* start Records provided *
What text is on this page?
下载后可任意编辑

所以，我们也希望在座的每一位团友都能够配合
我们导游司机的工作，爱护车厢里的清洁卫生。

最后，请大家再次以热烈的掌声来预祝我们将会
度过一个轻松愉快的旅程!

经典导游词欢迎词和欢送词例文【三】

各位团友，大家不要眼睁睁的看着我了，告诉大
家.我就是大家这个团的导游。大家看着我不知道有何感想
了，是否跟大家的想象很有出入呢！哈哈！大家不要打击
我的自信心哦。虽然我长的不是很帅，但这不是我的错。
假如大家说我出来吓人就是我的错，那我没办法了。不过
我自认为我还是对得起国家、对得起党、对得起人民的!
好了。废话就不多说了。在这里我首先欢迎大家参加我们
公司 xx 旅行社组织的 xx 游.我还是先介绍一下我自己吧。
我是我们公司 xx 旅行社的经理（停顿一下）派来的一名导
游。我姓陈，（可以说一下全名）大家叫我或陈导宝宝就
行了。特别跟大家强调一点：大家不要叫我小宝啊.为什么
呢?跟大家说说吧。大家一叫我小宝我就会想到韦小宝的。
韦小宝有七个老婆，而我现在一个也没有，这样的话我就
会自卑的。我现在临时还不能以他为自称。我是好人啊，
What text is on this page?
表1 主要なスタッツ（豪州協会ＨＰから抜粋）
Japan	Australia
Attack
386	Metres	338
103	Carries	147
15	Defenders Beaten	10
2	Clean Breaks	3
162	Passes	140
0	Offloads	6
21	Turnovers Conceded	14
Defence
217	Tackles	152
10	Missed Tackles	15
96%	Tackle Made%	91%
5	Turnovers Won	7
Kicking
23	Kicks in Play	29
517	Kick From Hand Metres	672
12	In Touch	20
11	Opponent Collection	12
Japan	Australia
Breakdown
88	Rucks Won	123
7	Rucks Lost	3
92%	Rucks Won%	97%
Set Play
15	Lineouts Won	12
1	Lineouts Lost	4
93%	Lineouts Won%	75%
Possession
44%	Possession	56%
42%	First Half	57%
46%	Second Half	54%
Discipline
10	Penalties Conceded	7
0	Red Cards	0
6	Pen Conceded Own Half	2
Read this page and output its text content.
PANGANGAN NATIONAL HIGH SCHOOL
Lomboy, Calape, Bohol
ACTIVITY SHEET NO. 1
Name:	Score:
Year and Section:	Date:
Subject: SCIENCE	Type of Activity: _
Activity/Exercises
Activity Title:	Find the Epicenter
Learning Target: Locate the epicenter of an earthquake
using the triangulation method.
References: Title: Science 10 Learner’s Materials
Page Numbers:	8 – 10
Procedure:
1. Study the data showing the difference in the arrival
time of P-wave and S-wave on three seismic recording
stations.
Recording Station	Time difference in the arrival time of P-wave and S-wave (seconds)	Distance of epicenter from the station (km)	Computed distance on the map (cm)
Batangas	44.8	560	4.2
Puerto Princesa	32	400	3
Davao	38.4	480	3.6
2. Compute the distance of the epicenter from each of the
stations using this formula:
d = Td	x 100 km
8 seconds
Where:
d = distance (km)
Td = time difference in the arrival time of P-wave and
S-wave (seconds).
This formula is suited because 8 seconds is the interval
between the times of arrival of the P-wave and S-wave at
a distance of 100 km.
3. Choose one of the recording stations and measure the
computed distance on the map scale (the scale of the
* end Records provided *
- _What to work on_
Print out every entry, keeping each one exact.

- _Solution for this problem_
What text is on this page?
下载后可任意编辑

所以，我们也希望在座的每一位团友都能够配合
我们导游司机的工作，爱护车厢里的清洁卫生。

最后，请大家再次以热烈的掌声来预祝我们将会
度过一个轻松愉快的旅程!

经典导游词欢迎词和欢送词例文【三】

各位团友，大家不要眼睁睁的看着我了，告诉大
家.我就是大家这个团的导游。大家看着我不知道有何感想
了，是否跟大家的想象很有出入呢！哈哈！大家不要打击
我的自信心哦。虽然我长的不是很帅，但这不是我的错。
假如大家说我出来吓人就是我的错，那我没办法了。不过
我自认为我还是对得起国家、对得起党、对得起人民的!
好了。废话就不多说了。在这里我首先欢迎大家参加我们
公司 xx 旅行社组织的 xx 游.我还是先介绍一下我自己吧。
我是我们公司 xx 旅行社的经理（停顿一下）派来的一名导
游。我姓陈，（可以说一下全名）大家叫我或陈导宝宝就
行了。特别跟大家强调一点：大家不要叫我小宝啊.为什么
呢?跟大家说说吧。大家一叫我小宝我就会想到韦小宝的。
韦小宝有七个老婆，而我现在一个也没有，这样的话我就
会自卑的。我现在临时还不能以他为自称。我是好人啊，
What text is on this page?
表1 主要なスタッツ（豪州協会ＨＰから抜粋）
Japan	Australia
Attack
386	Metres	338
103	Carries	147
15	Defenders Beaten	10
2	Clean Breaks	3
162	Passes	140
0	Offloads	6
21	Turnovers Conceded	14
Defence
217	Tackles	152
10	Missed Tackles	15
96%	Tackle Made%	91%
5	Turnovers Won	7
Kicking
23	Kicks in Play	29
517	Kick From Hand Metres	672
12	In Touch	20
11	Opponent Collection	12
Japan	Australia
Breakdown
88	Rucks Won	123
7	Rucks Lost	3
92%	Rucks Won%	97%
Set Play
15	Lineouts Won	12
1	Lineouts Lost	4
93%	Lineouts Won%	75%
Possession
44%	Possession	56%
42%	First Half	57%
46%	Second Half	54%
Discipline
10	Penalties Conceded	7
0	Red Cards	0
6	Pen Conceded Own Half	2
Read this page and output its text content.
PANGANGAN NATIONAL HIGH SCHOOL
Lomboy, Calape, Bohol
ACTIVITY SHEET NO. 1
Name:	Score:
Year and Section:	Date:
Subject: SCIENCE	Type of Activity: _
Activity/Exercises
Activity Title:	Find the Epicenter
Learning Target: Locate the epicenter of an earthquake
using the triangulation method.
References: Title: Science 10 Learner’s Materials
Page Numbers:	8 – 10
Procedure:
1. Study the data showing the difference in the arrival
time of P-wave and S-wave on three seismic recording
stations.
Recording Station	Time difference in the arrival time of P-wave and S-wave (seconds)	Distance of epicenter from the station (km)	Computed distance on the map (cm)
Batangas	44.8	560	4.2
Puerto Princesa	32	400	3
Davao	38.4	480	3.6
2. Compute the distance of the epicenter from each of the
stations using this formula:
d = Td	x 100 km
8 seconds
Where:
d = distance (km)
Td = time difference in the arrival time of P-wave and
S-wave (seconds).
This formula is suited because 8 seconds is the interval
between the times of arrival of the P-wave and S-wave at
a distance of 100 km.
3. Choose one of the recording stations and measure the
computed distance on the map scale (the scale of the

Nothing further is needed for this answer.